---- Data supplied

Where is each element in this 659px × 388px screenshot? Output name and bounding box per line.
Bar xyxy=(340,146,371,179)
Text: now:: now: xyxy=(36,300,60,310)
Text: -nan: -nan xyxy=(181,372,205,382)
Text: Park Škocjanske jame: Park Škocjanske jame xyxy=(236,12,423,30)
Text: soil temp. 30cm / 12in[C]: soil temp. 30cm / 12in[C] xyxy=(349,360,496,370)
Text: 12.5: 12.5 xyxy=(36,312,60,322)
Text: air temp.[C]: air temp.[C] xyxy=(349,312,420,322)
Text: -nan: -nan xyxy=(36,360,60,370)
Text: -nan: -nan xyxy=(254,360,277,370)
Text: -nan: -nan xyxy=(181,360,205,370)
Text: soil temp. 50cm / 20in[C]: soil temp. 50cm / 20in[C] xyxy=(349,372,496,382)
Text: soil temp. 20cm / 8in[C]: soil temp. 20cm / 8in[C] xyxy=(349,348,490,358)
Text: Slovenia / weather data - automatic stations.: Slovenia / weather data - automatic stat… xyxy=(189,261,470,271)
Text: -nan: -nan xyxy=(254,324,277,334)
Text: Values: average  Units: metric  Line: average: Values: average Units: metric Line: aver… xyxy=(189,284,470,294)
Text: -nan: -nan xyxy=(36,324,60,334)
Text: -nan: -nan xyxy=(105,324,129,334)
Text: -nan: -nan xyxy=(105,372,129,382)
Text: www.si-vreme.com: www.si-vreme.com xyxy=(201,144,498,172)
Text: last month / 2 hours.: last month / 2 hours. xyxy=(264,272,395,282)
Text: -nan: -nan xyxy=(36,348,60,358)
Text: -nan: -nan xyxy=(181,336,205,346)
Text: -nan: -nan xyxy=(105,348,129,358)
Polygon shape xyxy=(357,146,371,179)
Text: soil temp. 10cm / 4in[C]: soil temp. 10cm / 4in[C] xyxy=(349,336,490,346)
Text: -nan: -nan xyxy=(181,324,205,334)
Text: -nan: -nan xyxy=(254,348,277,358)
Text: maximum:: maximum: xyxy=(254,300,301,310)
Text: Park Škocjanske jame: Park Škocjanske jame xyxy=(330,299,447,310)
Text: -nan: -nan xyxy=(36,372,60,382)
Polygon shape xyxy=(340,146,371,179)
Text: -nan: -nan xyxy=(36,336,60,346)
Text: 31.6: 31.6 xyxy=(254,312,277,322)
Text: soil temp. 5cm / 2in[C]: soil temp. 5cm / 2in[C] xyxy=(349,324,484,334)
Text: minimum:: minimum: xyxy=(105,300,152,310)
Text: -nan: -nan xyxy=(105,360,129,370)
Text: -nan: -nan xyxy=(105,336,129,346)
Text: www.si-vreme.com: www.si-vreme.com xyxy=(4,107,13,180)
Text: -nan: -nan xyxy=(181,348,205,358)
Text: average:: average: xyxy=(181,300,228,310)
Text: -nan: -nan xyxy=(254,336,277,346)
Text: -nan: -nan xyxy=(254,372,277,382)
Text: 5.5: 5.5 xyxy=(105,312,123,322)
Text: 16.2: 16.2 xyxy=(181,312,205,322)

--------

■ Written task:
Update the lines from the first one through the line that contains "Text: soil temp. 30cm" by replacing "screenshot" with "image", changing nothing else, and give back only those lines.

■ Exercise answer:
Where is each element in this 659px × 388px image? Output name and bounding box per line.
Bar xyxy=(340,146,371,179)
Text: now:: now: xyxy=(36,300,60,310)
Text: -nan: -nan xyxy=(181,372,205,382)
Text: Park Škocjanske jame: Park Škocjanske jame xyxy=(236,12,423,30)
Text: soil temp. 30cm / 12in[C]: soil temp. 30cm / 12in[C] xyxy=(349,360,496,370)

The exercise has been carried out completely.